Task — How many of the lines below include "spécifiées"? Give the number and no other words.
— START Entries shown —
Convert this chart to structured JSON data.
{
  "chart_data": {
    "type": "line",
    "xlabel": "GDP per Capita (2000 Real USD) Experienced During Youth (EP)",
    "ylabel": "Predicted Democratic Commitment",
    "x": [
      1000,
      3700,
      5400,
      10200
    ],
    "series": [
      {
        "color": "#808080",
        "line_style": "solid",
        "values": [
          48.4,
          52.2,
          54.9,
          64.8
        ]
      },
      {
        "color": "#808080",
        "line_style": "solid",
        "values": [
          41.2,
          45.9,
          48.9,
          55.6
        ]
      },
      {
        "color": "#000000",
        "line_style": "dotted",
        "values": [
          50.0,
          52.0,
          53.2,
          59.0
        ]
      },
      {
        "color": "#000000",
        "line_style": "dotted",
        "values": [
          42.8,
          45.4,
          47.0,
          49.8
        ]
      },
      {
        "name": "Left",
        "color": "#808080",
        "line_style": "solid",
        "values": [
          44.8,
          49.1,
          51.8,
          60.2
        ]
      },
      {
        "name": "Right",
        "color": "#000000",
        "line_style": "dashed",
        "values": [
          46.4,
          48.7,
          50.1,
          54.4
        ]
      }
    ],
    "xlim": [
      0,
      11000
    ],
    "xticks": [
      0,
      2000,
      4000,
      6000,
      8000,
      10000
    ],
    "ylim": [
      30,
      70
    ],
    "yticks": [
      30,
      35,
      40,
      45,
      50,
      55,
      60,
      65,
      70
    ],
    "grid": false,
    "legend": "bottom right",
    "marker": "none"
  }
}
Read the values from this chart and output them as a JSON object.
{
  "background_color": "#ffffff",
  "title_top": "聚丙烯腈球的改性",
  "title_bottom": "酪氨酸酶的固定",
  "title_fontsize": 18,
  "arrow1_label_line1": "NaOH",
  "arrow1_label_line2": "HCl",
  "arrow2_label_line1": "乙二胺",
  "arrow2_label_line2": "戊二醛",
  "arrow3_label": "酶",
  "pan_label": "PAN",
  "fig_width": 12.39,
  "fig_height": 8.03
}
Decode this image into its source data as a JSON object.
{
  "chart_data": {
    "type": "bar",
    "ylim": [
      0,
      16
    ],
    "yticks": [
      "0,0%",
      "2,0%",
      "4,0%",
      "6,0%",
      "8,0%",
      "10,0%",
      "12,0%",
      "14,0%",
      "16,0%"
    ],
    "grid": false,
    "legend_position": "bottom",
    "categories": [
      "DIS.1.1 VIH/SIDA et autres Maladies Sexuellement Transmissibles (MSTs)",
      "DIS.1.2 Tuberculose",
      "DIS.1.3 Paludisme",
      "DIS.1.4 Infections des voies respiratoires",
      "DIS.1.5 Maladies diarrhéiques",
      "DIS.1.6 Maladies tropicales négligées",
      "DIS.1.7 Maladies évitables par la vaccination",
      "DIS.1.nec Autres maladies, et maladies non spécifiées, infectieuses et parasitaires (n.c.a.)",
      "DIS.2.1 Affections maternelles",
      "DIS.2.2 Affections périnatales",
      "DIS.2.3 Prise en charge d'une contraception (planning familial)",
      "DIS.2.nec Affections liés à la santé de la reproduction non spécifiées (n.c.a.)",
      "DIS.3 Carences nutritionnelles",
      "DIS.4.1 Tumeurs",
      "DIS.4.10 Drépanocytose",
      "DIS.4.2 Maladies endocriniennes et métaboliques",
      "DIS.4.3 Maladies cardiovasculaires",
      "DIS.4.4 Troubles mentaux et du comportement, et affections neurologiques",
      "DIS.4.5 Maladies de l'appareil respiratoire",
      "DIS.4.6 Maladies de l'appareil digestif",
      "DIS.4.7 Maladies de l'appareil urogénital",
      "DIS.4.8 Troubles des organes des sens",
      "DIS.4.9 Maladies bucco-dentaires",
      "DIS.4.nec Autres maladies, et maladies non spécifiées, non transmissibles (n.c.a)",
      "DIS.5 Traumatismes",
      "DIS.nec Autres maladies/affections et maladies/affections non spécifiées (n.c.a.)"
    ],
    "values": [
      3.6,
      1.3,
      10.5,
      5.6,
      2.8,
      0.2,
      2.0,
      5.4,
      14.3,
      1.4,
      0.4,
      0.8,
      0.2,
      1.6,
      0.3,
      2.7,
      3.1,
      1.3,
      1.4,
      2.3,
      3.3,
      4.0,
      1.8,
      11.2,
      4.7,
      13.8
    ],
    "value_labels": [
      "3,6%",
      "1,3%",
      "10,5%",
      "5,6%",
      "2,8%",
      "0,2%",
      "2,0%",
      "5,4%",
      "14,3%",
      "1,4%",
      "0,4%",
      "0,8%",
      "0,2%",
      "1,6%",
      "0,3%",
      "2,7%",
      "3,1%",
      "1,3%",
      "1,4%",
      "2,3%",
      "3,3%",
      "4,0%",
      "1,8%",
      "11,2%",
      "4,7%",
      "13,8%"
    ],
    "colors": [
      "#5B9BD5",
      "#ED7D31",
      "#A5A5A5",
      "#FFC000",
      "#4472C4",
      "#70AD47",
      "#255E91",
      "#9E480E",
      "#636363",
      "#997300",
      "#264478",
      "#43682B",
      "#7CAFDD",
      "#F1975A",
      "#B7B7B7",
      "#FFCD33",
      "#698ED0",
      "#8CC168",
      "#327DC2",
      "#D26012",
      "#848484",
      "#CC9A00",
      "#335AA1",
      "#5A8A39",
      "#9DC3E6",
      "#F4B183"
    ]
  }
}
— END Entries shown —
Exercise output — 4